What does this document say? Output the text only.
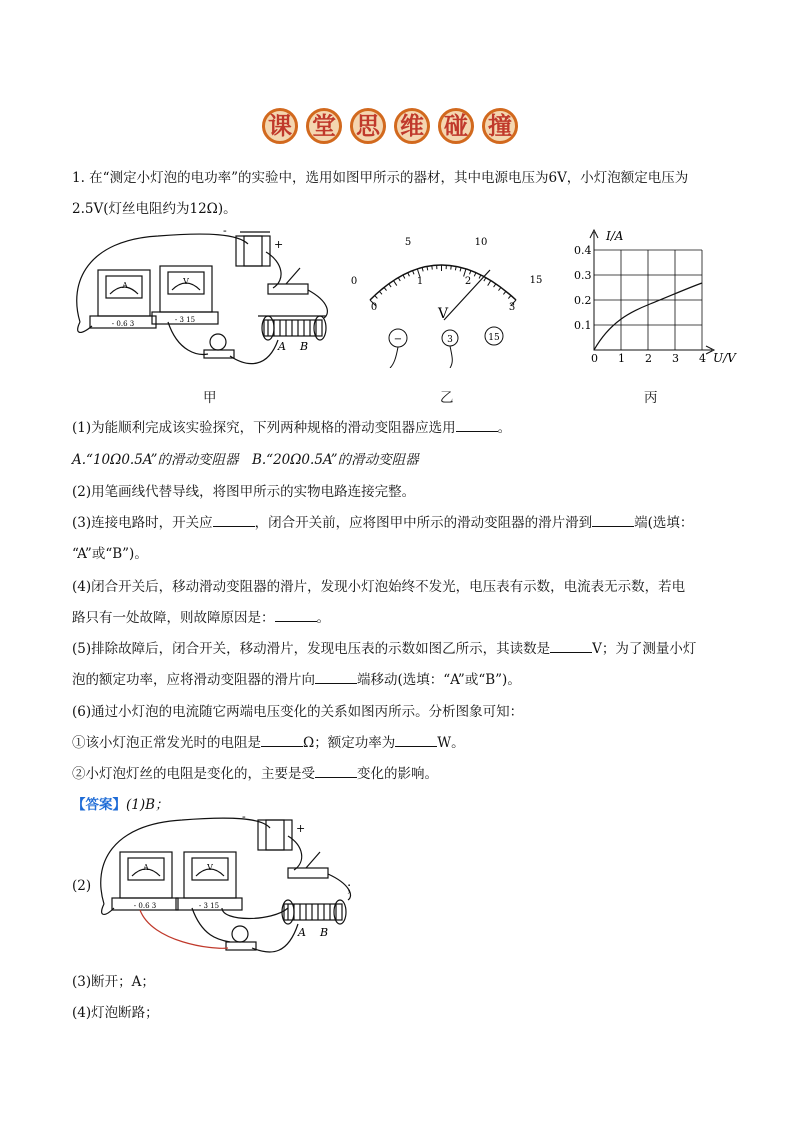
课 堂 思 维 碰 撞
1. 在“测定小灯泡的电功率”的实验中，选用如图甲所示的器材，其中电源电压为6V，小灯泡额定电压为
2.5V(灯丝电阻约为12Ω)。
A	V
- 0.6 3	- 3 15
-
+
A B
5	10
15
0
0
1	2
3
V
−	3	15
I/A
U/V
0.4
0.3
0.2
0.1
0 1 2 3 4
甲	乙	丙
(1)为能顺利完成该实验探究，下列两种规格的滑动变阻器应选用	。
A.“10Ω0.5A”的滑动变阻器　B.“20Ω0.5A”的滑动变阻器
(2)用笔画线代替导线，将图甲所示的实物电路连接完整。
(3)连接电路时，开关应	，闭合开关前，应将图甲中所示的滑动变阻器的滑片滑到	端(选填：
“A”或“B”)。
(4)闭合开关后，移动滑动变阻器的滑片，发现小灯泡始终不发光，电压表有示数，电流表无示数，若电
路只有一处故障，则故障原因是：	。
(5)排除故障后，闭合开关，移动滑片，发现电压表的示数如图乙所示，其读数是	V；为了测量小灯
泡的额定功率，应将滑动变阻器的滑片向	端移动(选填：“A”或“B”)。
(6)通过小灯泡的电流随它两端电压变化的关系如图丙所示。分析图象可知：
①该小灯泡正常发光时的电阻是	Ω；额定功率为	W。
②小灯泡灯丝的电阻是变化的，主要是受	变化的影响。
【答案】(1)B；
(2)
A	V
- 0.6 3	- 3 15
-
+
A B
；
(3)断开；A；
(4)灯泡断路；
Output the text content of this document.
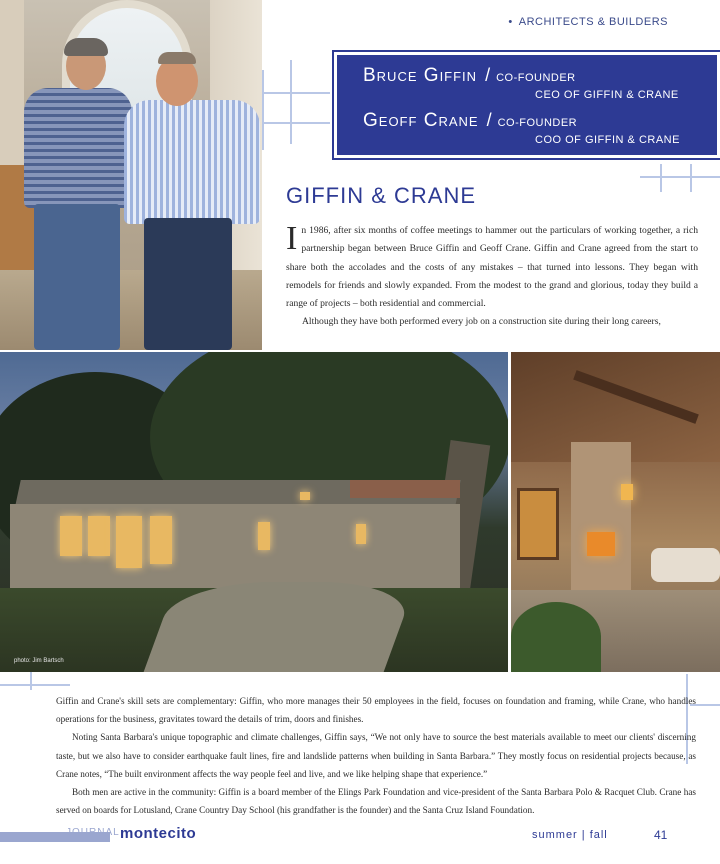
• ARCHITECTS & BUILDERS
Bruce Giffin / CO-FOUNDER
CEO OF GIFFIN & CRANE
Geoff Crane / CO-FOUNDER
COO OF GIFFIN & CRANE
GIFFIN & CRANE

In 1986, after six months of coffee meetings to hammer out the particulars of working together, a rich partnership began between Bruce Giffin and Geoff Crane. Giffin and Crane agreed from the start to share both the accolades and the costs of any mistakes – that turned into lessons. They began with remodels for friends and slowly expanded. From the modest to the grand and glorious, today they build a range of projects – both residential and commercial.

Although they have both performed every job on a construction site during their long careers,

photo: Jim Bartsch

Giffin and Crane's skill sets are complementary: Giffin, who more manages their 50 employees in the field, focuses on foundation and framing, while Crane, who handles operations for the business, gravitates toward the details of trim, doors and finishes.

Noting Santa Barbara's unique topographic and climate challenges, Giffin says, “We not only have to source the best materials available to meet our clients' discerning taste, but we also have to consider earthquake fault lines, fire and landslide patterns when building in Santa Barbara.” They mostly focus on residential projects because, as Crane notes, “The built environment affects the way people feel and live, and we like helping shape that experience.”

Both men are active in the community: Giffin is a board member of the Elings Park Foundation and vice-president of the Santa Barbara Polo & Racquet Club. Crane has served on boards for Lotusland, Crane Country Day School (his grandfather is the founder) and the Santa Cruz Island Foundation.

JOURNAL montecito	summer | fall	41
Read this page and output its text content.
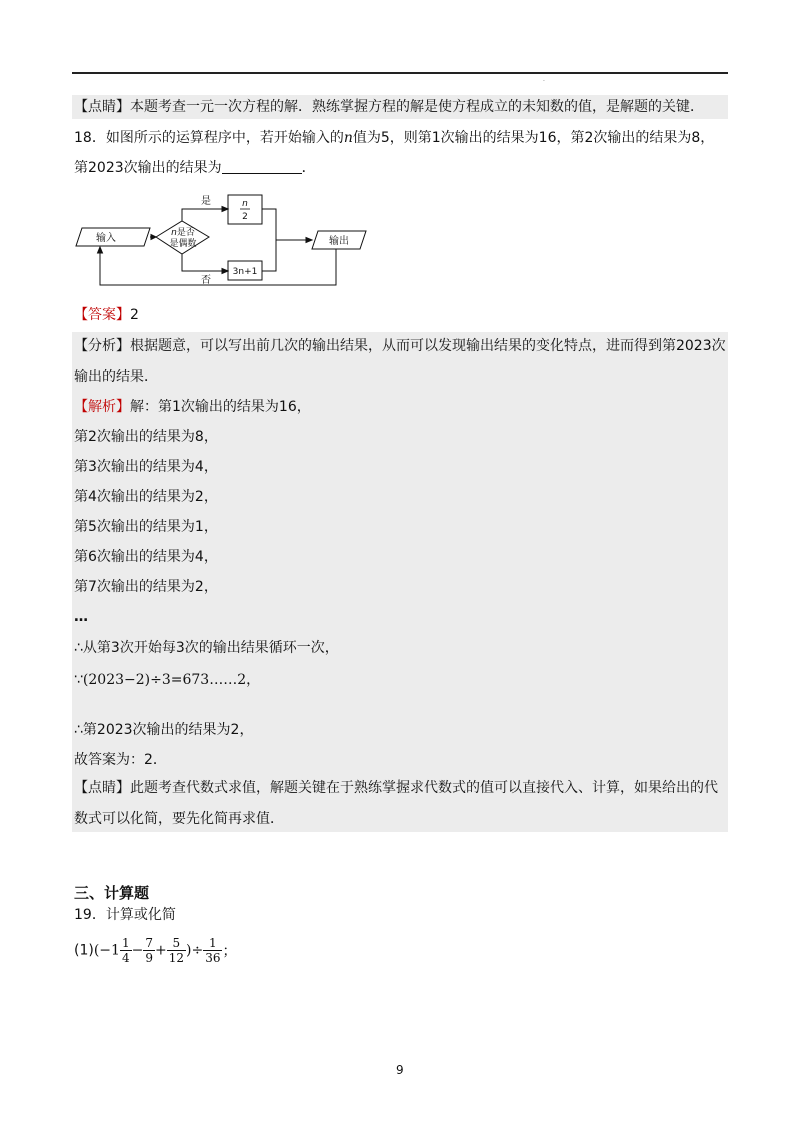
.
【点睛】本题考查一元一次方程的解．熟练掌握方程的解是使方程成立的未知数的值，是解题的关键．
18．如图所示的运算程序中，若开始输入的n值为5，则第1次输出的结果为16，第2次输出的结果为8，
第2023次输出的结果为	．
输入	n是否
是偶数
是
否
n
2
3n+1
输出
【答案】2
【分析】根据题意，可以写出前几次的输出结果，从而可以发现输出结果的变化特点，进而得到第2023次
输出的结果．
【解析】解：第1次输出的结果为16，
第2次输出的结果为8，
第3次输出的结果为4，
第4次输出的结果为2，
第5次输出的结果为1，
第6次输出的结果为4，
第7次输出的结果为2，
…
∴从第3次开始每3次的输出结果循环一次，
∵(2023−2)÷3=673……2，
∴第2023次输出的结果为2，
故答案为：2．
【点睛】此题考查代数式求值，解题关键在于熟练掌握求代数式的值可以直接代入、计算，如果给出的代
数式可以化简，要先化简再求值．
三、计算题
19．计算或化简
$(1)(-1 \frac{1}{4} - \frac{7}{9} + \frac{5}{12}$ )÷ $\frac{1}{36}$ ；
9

·····

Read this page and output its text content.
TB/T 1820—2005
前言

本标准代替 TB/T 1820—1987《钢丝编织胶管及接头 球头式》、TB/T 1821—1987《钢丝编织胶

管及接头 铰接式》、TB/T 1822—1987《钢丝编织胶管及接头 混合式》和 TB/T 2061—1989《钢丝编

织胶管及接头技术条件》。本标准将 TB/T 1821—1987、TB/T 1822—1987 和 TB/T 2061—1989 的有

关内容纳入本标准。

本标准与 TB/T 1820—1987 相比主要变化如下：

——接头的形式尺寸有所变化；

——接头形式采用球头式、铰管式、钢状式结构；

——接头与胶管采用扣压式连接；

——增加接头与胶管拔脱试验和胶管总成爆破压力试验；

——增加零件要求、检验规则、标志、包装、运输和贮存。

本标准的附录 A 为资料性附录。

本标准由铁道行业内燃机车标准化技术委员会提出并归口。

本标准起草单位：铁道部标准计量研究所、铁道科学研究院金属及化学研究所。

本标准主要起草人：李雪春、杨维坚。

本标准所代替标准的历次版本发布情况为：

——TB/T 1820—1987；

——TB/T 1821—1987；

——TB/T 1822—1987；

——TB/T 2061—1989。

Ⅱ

·····

### GIVEN EXERCISE
Copy out each line of the records where the string "document" appears.

### OUTPUT
What does this document say? Output the text only.
Output the text content of this document.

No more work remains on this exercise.